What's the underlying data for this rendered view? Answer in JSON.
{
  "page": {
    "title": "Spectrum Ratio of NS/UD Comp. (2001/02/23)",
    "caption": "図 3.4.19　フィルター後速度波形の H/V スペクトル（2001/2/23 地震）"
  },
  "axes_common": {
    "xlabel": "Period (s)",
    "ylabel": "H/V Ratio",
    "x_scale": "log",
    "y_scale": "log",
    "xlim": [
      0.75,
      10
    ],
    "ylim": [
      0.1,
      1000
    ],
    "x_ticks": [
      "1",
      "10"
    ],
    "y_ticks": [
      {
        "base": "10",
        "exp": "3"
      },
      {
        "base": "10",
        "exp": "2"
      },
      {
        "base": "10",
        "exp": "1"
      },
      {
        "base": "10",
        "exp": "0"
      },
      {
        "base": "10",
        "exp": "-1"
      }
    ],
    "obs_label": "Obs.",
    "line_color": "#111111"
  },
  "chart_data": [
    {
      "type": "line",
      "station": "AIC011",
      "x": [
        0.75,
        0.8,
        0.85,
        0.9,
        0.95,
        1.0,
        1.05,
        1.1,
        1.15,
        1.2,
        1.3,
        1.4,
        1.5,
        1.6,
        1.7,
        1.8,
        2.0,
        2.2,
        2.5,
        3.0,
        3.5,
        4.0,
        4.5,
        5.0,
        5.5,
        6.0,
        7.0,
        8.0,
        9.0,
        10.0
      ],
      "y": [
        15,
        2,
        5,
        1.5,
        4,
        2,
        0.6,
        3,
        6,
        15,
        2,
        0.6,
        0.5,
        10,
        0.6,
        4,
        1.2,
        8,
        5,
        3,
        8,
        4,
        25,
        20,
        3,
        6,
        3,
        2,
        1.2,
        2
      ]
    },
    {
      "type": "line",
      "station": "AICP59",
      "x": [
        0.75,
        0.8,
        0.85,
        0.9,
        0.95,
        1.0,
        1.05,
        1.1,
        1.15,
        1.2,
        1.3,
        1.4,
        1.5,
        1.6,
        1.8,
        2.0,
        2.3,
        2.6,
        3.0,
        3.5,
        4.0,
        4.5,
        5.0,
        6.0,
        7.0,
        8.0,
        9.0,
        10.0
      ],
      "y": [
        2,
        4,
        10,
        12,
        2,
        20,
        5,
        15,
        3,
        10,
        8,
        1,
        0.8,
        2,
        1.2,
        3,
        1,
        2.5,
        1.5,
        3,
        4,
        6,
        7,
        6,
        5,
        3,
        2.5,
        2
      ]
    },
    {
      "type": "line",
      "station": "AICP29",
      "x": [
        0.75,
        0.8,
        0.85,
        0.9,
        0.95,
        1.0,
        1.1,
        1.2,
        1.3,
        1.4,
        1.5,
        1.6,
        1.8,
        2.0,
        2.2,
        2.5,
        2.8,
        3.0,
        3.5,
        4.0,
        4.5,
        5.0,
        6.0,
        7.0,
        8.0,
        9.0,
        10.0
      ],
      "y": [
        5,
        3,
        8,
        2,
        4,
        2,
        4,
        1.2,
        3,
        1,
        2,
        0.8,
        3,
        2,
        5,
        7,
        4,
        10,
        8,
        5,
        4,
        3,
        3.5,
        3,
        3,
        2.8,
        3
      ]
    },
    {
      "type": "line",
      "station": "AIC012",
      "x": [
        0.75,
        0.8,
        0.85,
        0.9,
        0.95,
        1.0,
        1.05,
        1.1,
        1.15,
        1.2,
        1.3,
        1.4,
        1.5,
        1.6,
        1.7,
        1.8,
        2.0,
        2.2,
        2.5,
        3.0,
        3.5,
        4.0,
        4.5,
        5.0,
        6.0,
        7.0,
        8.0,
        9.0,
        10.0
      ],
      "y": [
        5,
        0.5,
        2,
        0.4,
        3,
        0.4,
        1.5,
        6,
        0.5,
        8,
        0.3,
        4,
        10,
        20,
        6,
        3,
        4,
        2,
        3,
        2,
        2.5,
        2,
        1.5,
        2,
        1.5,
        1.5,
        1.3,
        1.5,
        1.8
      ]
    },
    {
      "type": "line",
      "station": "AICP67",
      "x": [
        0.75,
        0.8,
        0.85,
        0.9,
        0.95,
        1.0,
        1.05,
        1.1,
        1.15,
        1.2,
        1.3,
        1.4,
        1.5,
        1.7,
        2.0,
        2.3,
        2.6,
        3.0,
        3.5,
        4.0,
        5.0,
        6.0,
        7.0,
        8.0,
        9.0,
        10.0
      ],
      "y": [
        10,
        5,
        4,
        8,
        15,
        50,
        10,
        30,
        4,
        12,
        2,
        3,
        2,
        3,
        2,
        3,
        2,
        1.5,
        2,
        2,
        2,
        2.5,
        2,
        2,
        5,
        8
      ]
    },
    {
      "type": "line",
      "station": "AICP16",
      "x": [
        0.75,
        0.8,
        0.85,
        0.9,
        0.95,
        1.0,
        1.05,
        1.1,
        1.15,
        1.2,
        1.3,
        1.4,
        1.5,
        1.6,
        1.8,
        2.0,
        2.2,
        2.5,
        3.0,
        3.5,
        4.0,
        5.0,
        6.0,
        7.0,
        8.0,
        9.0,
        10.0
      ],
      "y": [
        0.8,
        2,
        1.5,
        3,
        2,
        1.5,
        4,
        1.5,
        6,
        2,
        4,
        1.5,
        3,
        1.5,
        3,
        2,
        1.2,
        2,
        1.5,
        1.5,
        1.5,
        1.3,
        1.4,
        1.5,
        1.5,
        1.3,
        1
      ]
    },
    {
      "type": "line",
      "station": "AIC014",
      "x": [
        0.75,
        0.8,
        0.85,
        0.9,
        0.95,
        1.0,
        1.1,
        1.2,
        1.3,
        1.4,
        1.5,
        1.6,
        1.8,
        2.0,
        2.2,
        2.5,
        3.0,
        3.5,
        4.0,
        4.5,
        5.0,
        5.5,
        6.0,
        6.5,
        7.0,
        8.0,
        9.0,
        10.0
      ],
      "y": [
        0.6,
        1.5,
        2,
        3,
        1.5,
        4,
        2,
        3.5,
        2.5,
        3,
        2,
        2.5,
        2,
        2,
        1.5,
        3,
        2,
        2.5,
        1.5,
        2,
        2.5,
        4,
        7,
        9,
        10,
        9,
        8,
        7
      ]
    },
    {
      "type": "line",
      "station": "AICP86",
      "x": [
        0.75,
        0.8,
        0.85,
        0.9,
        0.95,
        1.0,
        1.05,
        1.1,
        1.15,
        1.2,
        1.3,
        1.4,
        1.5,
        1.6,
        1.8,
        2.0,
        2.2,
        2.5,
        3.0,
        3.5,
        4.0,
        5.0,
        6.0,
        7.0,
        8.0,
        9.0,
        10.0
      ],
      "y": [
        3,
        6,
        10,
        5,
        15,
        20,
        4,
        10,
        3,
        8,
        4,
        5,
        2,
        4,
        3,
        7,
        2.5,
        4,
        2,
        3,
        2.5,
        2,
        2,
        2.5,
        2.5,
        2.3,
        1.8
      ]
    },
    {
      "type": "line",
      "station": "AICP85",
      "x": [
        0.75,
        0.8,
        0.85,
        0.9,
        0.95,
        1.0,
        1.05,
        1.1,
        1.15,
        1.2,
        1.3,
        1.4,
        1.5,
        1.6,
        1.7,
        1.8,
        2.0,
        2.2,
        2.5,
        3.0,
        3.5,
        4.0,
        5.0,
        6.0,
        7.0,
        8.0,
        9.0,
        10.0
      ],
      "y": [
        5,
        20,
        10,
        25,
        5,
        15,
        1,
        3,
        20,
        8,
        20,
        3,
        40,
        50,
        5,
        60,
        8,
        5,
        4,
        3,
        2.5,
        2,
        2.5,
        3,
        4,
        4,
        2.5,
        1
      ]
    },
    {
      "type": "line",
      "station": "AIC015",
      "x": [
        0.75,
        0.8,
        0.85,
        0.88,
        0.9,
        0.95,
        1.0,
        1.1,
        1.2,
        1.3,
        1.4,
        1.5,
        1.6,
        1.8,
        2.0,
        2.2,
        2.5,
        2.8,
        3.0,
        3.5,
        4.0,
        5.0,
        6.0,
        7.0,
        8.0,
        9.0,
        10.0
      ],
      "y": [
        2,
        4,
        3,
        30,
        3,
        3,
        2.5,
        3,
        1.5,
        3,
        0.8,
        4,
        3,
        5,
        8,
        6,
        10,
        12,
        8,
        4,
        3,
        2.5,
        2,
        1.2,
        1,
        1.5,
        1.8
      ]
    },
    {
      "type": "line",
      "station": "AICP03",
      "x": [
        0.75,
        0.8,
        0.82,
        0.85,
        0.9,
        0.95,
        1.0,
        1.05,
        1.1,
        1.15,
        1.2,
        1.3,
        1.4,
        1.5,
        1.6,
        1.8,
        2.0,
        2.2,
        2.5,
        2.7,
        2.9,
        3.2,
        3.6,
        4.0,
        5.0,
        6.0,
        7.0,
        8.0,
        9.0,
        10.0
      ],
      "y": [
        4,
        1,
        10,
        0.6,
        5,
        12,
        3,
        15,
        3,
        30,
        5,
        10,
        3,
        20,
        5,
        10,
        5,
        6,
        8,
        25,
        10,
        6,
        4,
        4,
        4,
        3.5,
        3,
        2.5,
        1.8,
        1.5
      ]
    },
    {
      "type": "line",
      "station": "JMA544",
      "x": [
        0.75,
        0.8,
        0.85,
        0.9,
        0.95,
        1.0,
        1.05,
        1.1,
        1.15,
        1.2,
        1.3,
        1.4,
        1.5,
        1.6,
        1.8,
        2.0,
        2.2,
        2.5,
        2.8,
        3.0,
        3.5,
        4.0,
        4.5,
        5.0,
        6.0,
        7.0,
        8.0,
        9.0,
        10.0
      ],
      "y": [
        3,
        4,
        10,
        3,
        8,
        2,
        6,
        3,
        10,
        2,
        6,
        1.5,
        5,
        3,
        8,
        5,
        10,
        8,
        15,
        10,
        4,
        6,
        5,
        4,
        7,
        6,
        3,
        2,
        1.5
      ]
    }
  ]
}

------------------------------------------------------------------------

Extract every line containing the string "station" from the material.

      "station": "AIC011",
      "station": "AICP59",
      "station": "AICP29",
      "station": "AIC012",
      "station": "AICP67",
      "station": "AICP16",
      "station": "AIC014",
      "station": "AICP86",
      "station": "AICP85",
      "station": "AIC015",
      "station": "AICP03",
      "station": "JMA544",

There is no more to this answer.